Supplied entries
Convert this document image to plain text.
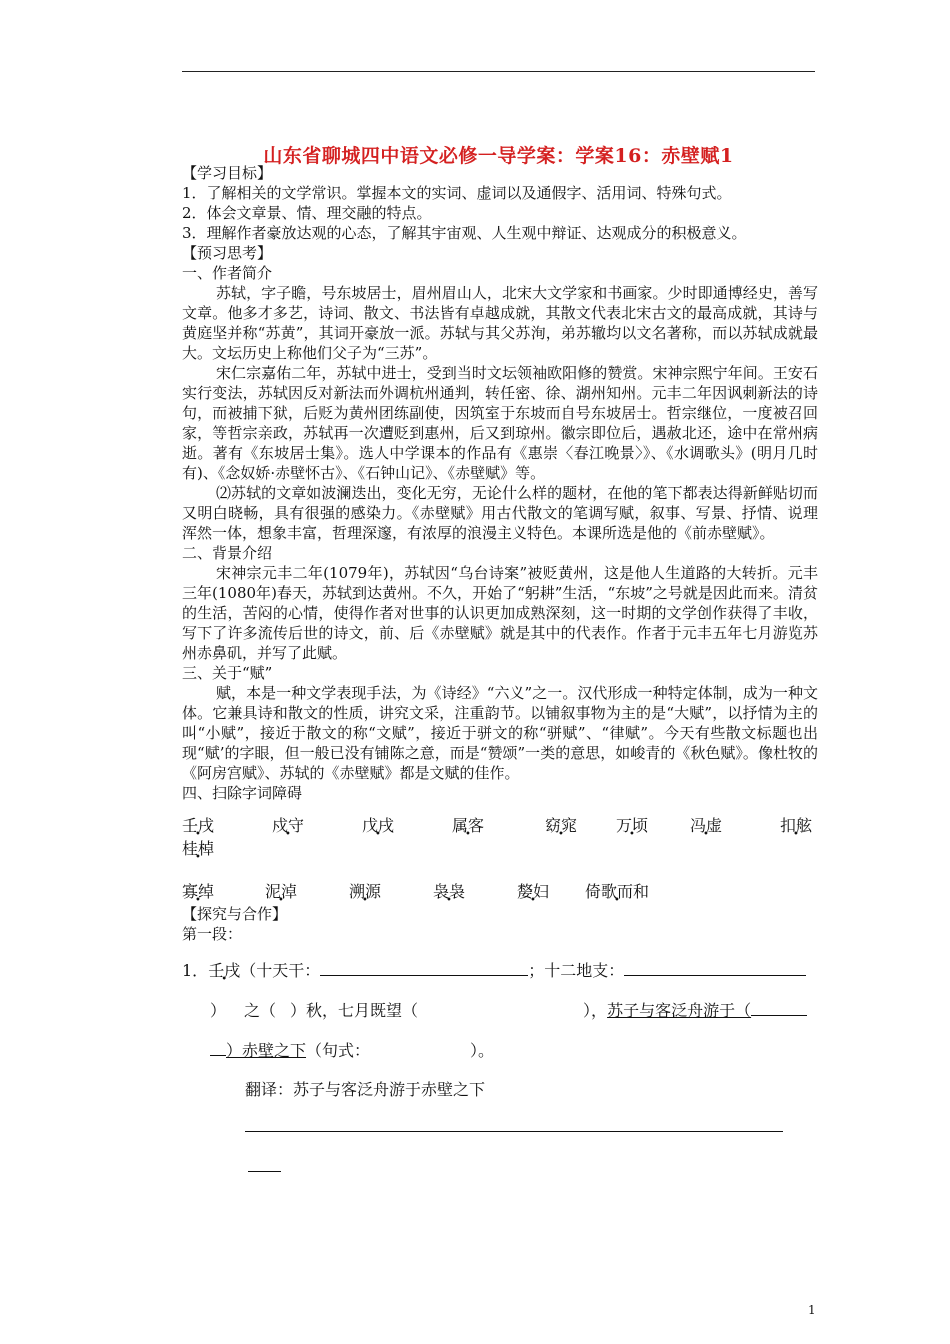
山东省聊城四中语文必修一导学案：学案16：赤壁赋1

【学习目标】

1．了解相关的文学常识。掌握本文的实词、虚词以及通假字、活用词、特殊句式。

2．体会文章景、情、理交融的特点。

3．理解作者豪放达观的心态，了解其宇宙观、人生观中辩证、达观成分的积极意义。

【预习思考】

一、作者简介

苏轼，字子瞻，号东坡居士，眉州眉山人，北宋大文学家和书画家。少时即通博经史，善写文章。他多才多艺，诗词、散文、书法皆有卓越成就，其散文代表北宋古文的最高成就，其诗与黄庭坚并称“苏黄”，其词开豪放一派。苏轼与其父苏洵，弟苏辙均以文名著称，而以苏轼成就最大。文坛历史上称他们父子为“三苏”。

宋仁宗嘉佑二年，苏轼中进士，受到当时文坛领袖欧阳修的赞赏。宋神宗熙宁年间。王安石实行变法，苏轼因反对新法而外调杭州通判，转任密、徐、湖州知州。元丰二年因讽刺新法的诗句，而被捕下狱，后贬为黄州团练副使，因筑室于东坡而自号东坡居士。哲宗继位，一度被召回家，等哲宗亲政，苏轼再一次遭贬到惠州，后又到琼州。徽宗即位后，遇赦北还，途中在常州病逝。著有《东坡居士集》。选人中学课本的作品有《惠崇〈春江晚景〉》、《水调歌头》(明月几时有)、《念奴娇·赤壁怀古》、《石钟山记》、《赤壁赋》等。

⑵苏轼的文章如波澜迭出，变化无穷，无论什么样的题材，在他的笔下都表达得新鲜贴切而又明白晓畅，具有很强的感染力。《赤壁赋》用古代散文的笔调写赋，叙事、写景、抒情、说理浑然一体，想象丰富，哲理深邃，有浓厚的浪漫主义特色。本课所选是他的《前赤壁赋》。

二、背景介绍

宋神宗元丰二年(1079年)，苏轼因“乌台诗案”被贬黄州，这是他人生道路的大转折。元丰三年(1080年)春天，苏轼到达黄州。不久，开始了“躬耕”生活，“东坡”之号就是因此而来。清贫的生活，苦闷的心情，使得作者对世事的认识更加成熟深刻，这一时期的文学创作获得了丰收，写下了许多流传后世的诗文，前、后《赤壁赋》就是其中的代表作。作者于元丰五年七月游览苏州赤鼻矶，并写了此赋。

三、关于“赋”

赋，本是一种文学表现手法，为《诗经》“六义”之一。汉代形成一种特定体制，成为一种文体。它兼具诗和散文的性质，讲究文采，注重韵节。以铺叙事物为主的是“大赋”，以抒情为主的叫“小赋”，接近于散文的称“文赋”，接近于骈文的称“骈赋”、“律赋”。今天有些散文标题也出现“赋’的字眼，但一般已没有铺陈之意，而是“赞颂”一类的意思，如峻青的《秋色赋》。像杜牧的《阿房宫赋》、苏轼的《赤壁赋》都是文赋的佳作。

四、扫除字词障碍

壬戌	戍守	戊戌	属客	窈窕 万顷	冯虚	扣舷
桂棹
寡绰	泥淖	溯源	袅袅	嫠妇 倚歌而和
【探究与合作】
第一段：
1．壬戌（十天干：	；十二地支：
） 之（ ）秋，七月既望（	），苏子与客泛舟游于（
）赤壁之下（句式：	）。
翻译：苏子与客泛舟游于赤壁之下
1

Stated task
None of the pictures should appear; repeat the records exactly otherwise.

The output
Convert this document image to plain text.
山东省聊城四中语文必修一导学案：学案16：赤壁赋1

【学习目标】

1．了解相关的文学常识。掌握本文的实词、虚词以及通假字、活用词、特殊句式。

2．体会文章景、情、理交融的特点。

3．理解作者豪放达观的心态，了解其宇宙观、人生观中辩证、达观成分的积极意义。

【预习思考】

一、作者简介

苏轼，字子瞻，号东坡居士，眉州眉山人，北宋大文学家和书画家。少时即通博经史，善写文章。他多才多艺，诗词、散文、书法皆有卓越成就，其散文代表北宋古文的最高成就，其诗与黄庭坚并称“苏黄”，其词开豪放一派。苏轼与其父苏洵，弟苏辙均以文名著称，而以苏轼成就最大。文坛历史上称他们父子为“三苏”。

宋仁宗嘉佑二年，苏轼中进士，受到当时文坛领袖欧阳修的赞赏。宋神宗熙宁年间。王安石实行变法，苏轼因反对新法而外调杭州通判，转任密、徐、湖州知州。元丰二年因讽刺新法的诗句，而被捕下狱，后贬为黄州团练副使，因筑室于东坡而自号东坡居士。哲宗继位，一度被召回家，等哲宗亲政，苏轼再一次遭贬到惠州，后又到琼州。徽宗即位后，遇赦北还，途中在常州病逝。著有《东坡居士集》。选人中学课本的作品有《惠崇〈春江晚景〉》、《水调歌头》(明月几时有)、《念奴娇·赤壁怀古》、《石钟山记》、《赤壁赋》等。

⑵苏轼的文章如波澜迭出，变化无穷，无论什么样的题材，在他的笔下都表达得新鲜贴切而又明白晓畅，具有很强的感染力。《赤壁赋》用古代散文的笔调写赋，叙事、写景、抒情、说理浑然一体，想象丰富，哲理深邃，有浓厚的浪漫主义特色。本课所选是他的《前赤壁赋》。

二、背景介绍

宋神宗元丰二年(1079年)，苏轼因“乌台诗案”被贬黄州，这是他人生道路的大转折。元丰三年(1080年)春天，苏轼到达黄州。不久，开始了“躬耕”生活，“东坡”之号就是因此而来。清贫的生活，苦闷的心情，使得作者对世事的认识更加成熟深刻，这一时期的文学创作获得了丰收，写下了许多流传后世的诗文，前、后《赤壁赋》就是其中的代表作。作者于元丰五年七月游览苏州赤鼻矶，并写了此赋。

三、关于“赋”

赋，本是一种文学表现手法，为《诗经》“六义”之一。汉代形成一种特定体制，成为一种文体。它兼具诗和散文的性质，讲究文采，注重韵节。以铺叙事物为主的是“大赋”，以抒情为主的叫“小赋”，接近于散文的称“文赋”，接近于骈文的称“骈赋”、“律赋”。今天有些散文标题也出现“赋’的字眼，但一般已没有铺陈之意，而是“赞颂”一类的意思，如峻青的《秋色赋》。像杜牧的《阿房宫赋》、苏轼的《赤壁赋》都是文赋的佳作。

四、扫除字词障碍

壬戌	戍守	戊戌	属客	窈窕 万顷	冯虚	扣舷
桂棹
寡绰	泥淖	溯源	袅袅	嫠妇 倚歌而和
【探究与合作】
第一段：
1．壬戌（十天干：	；十二地支：
） 之（ ）秋，七月既望（	），苏子与客泛舟游于（
）赤壁之下（句式：	）。
翻译：苏子与客泛舟游于赤壁之下
1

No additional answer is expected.